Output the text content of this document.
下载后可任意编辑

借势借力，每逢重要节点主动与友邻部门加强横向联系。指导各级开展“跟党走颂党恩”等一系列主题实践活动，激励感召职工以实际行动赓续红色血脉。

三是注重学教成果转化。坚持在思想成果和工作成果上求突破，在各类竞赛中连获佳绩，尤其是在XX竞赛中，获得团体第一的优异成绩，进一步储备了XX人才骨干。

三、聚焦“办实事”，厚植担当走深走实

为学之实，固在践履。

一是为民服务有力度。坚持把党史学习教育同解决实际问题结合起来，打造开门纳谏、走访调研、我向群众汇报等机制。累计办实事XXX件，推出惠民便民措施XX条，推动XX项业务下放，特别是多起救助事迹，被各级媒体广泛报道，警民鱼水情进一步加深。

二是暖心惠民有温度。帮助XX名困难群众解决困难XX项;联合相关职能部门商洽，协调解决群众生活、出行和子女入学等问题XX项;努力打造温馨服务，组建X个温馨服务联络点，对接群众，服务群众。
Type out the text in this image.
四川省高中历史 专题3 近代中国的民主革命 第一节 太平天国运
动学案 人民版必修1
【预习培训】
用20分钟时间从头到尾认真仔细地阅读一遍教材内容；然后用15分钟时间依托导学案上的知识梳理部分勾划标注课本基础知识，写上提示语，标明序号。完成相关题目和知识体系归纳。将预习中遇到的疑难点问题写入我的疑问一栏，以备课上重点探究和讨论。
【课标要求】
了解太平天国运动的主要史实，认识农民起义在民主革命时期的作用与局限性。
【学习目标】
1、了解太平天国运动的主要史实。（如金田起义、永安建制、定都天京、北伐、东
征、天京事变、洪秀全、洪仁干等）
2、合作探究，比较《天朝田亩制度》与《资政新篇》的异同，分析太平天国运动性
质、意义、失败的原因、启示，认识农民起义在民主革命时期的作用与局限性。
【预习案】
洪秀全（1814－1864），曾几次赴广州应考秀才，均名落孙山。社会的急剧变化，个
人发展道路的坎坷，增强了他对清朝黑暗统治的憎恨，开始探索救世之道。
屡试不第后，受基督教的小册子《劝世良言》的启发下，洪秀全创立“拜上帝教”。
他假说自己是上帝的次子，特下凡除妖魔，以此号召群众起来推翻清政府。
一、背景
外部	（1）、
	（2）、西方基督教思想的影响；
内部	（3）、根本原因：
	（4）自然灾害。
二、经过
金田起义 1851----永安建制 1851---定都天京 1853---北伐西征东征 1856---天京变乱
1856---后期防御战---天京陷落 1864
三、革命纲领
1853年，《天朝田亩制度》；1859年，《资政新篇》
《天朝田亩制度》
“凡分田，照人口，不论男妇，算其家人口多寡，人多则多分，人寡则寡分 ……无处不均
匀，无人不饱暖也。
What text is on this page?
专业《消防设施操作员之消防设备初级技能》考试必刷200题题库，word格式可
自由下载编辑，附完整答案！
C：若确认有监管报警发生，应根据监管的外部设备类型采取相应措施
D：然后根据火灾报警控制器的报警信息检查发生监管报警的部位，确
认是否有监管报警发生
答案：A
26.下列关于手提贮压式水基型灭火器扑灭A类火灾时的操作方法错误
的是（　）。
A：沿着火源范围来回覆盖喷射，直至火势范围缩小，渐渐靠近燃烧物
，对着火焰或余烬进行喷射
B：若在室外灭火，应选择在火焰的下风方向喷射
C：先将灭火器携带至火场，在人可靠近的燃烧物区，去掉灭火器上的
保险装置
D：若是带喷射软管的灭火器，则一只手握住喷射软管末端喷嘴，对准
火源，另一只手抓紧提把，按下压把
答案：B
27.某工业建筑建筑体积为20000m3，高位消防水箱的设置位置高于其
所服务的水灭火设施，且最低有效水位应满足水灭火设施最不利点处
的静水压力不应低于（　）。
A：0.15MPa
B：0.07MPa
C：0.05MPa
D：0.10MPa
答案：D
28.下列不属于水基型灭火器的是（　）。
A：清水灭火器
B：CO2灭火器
____
* Directions for this task
Scan the material above for the string "定都天京" and report each line where you find it.

* Output below
1、了解太平天国运动的主要史实。（如金田起义、永安建制、定都天京、北伐、东
金田起义 1851----永安建制 1851---定都天京 1853---北伐西征东征 1856---天京变乱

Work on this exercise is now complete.